Data tied to figure images:

☆ ☆ ☆

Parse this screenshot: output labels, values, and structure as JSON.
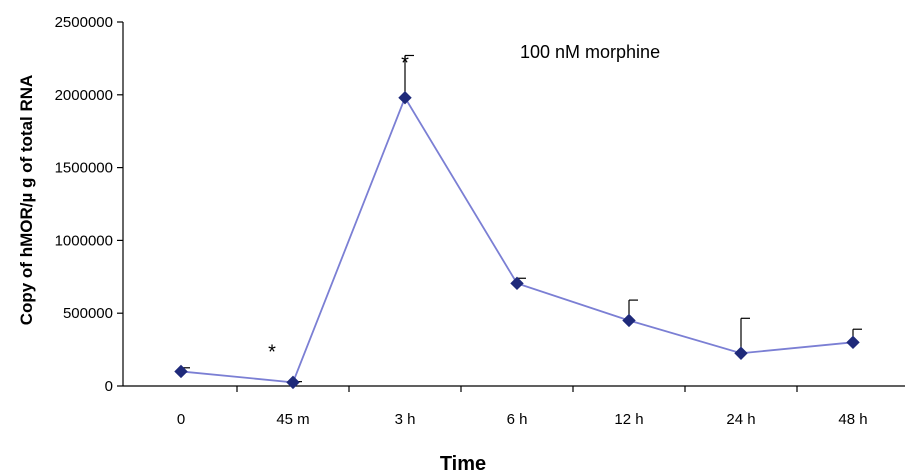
{
  "chart_data": {
    "type": "line",
    "title": "",
    "annotation": "100 nM morphine",
    "xlabel": "Time",
    "ylabel": "Copy of hMOR/µ g of total RNA",
    "ylim": [
      0,
      2500000
    ],
    "yticks": [
      "0",
      "500000",
      "1000000",
      "1500000",
      "2000000",
      "2500000"
    ],
    "categories": [
      "0",
      "45 m",
      "3 h",
      "6 h",
      "12 h",
      "24 h",
      "48 h"
    ],
    "series": [
      {
        "values": [
          100000,
          25000,
          1980000,
          705000,
          450000,
          225000,
          300000
        ],
        "error_upper": [
          125000,
          30000,
          2270000,
          740000,
          590000,
          465000,
          390000
        ],
        "color": "#7B7FD4",
        "marker_color": "#1F2A7A"
      }
    ],
    "significance_markers": [
      {
        "category": "45 m",
        "symbol": "*"
      },
      {
        "category": "3 h",
        "symbol": "*"
      }
    ],
    "grid": false,
    "legend": "none"
  }
}
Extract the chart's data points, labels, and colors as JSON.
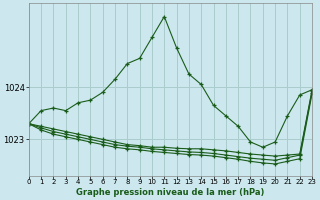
{
  "title": "Graphe pression niveau de la mer (hPa)",
  "bg_color": "#cce8ee",
  "grid_color": "#aacccc",
  "line_color": "#1a5c1a",
  "ylim": [
    1022.3,
    1025.6
  ],
  "yticks": [
    1023,
    1024
  ],
  "xlim": [
    0,
    23
  ],
  "xticks": [
    0,
    1,
    2,
    3,
    4,
    5,
    6,
    7,
    8,
    9,
    10,
    11,
    12,
    13,
    14,
    15,
    16,
    17,
    18,
    19,
    20,
    21,
    22,
    23
  ],
  "series": [
    [
      1023.3,
      1023.55,
      1023.6,
      1023.55,
      1023.7,
      1023.75,
      1023.9,
      1024.15,
      1024.45,
      1024.55,
      1024.95,
      1025.35,
      1024.75,
      1024.25,
      1024.05,
      1023.65,
      1023.45,
      1023.25,
      1022.95,
      1022.85,
      1022.95,
      1023.45,
      1023.85,
      1023.95
    ],
    [
      1023.3,
      1023.25,
      1023.2,
      1023.15,
      1023.1,
      1023.05,
      1023.0,
      1022.95,
      1022.9,
      1022.88,
      1022.85,
      1022.85,
      1022.83,
      1022.82,
      1022.82,
      1022.8,
      1022.78,
      1022.75,
      1022.72,
      1022.7,
      1022.68,
      1022.7,
      1022.72,
      1023.95
    ],
    [
      1023.3,
      1023.22,
      1023.15,
      1023.1,
      1023.05,
      1023.0,
      1022.95,
      1022.9,
      1022.87,
      1022.85,
      1022.82,
      1022.8,
      1022.78,
      1022.76,
      1022.75,
      1022.73,
      1022.7,
      1022.67,
      1022.64,
      1022.62,
      1022.6,
      1022.65,
      1022.7,
      1023.92
    ],
    [
      1023.3,
      1023.18,
      1023.1,
      1023.05,
      1023.0,
      1022.95,
      1022.9,
      1022.85,
      1022.82,
      1022.8,
      1022.77,
      1022.75,
      1022.73,
      1022.71,
      1022.7,
      1022.68,
      1022.65,
      1022.62,
      1022.58,
      1022.55,
      1022.53,
      1022.58,
      1022.63,
      1023.88
    ]
  ]
}
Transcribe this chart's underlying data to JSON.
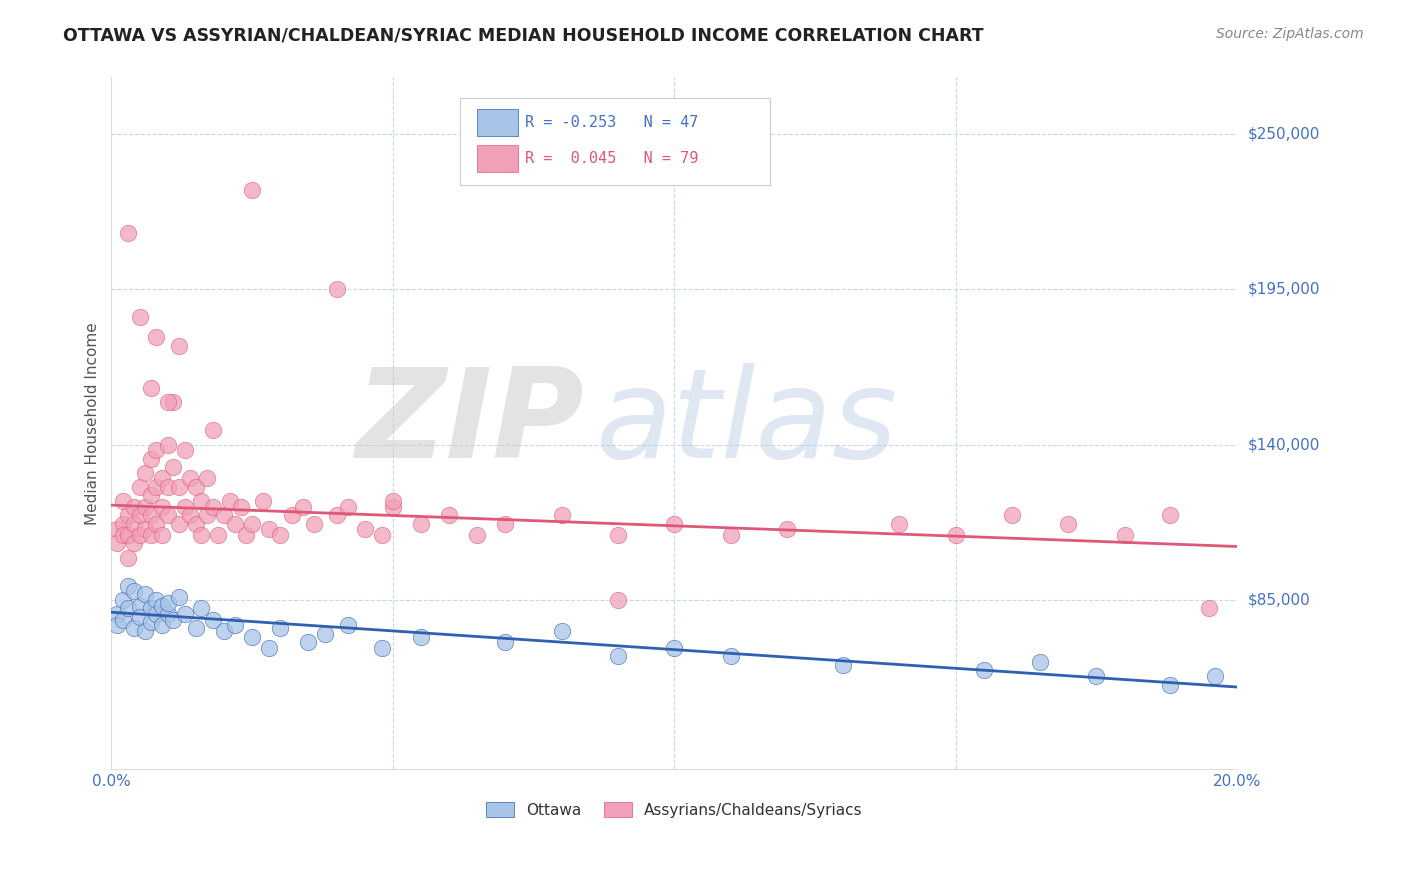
{
  "title": "OTTAWA VS ASSYRIAN/CHALDEAN/SYRIAC MEDIAN HOUSEHOLD INCOME CORRELATION CHART",
  "source": "Source: ZipAtlas.com",
  "ylabel": "Median Household Income",
  "ytick_labels": [
    "$250,000",
    "$195,000",
    "$140,000",
    "$85,000"
  ],
  "ytick_values": [
    250000,
    195000,
    140000,
    85000
  ],
  "xlim": [
    0.0,
    0.2
  ],
  "ylim": [
    25000,
    270000
  ],
  "xtick_labels": [
    "0.0%",
    "20.0%"
  ],
  "series": [
    {
      "label": "Ottawa",
      "R": -0.253,
      "N": 47,
      "color": "#a8c4e8",
      "line_color": "#3060b0",
      "x": [
        0.001,
        0.001,
        0.002,
        0.002,
        0.003,
        0.003,
        0.004,
        0.004,
        0.005,
        0.005,
        0.006,
        0.006,
        0.007,
        0.007,
        0.008,
        0.008,
        0.009,
        0.009,
        0.01,
        0.01,
        0.011,
        0.012,
        0.013,
        0.015,
        0.016,
        0.018,
        0.02,
        0.022,
        0.025,
        0.028,
        0.03,
        0.035,
        0.038,
        0.042,
        0.048,
        0.055,
        0.07,
        0.08,
        0.09,
        0.1,
        0.11,
        0.13,
        0.155,
        0.165,
        0.175,
        0.188,
        0.196
      ],
      "y": [
        80000,
        76000,
        85000,
        78000,
        90000,
        82000,
        88000,
        75000,
        83000,
        79000,
        87000,
        74000,
        82000,
        77000,
        85000,
        80000,
        83000,
        76000,
        80000,
        84000,
        78000,
        86000,
        80000,
        75000,
        82000,
        78000,
        74000,
        76000,
        72000,
        68000,
        75000,
        70000,
        73000,
        76000,
        68000,
        72000,
        70000,
        74000,
        65000,
        68000,
        65000,
        62000,
        60000,
        63000,
        58000,
        55000,
        58000
      ]
    },
    {
      "label": "Assyrians/Chaldeans/Syriacs",
      "R": 0.045,
      "N": 79,
      "color": "#f0a0b8",
      "line_color": "#e05878",
      "x": [
        0.001,
        0.001,
        0.002,
        0.002,
        0.002,
        0.003,
        0.003,
        0.003,
        0.004,
        0.004,
        0.004,
        0.005,
        0.005,
        0.005,
        0.006,
        0.006,
        0.006,
        0.007,
        0.007,
        0.007,
        0.007,
        0.008,
        0.008,
        0.008,
        0.009,
        0.009,
        0.009,
        0.01,
        0.01,
        0.01,
        0.011,
        0.011,
        0.012,
        0.012,
        0.013,
        0.013,
        0.014,
        0.014,
        0.015,
        0.015,
        0.016,
        0.016,
        0.017,
        0.017,
        0.018,
        0.019,
        0.02,
        0.021,
        0.022,
        0.023,
        0.024,
        0.025,
        0.027,
        0.028,
        0.03,
        0.032,
        0.034,
        0.036,
        0.04,
        0.042,
        0.045,
        0.048,
        0.05,
        0.055,
        0.06,
        0.065,
        0.07,
        0.08,
        0.09,
        0.1,
        0.11,
        0.12,
        0.14,
        0.15,
        0.16,
        0.17,
        0.18,
        0.188,
        0.195
      ],
      "y": [
        110000,
        105000,
        120000,
        112000,
        108000,
        115000,
        108000,
        100000,
        118000,
        112000,
        105000,
        125000,
        115000,
        108000,
        130000,
        118000,
        110000,
        135000,
        122000,
        115000,
        108000,
        138000,
        125000,
        112000,
        128000,
        118000,
        108000,
        140000,
        125000,
        115000,
        155000,
        132000,
        125000,
        112000,
        138000,
        118000,
        128000,
        115000,
        125000,
        112000,
        120000,
        108000,
        128000,
        115000,
        118000,
        108000,
        115000,
        120000,
        112000,
        118000,
        108000,
        112000,
        120000,
        110000,
        108000,
        115000,
        118000,
        112000,
        115000,
        118000,
        110000,
        108000,
        118000,
        112000,
        115000,
        108000,
        112000,
        115000,
        108000,
        112000,
        108000,
        110000,
        112000,
        108000,
        115000,
        112000,
        108000,
        115000,
        82000
      ]
    }
  ],
  "outlier_pink": [
    [
      0.04,
      195000
    ],
    [
      0.025,
      230000
    ],
    [
      0.012,
      175000
    ],
    [
      0.008,
      178000
    ],
    [
      0.005,
      185000
    ],
    [
      0.003,
      215000
    ],
    [
      0.007,
      160000
    ],
    [
      0.01,
      155000
    ],
    [
      0.018,
      145000
    ],
    [
      0.05,
      120000
    ],
    [
      0.09,
      85000
    ]
  ],
  "watermark_text": "ZIP",
  "watermark_text2": "atlas",
  "background_color": "#ffffff",
  "grid_color": "#c8d8ee",
  "title_color": "#222222",
  "tick_label_color": "#4472c4"
}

☆ ☆ ☆

From the listing, copy each line containing the word "this".

Parse this screenshot: output labels, values, and structure as JSON.
Transcribe this chart's underlying data to JSON.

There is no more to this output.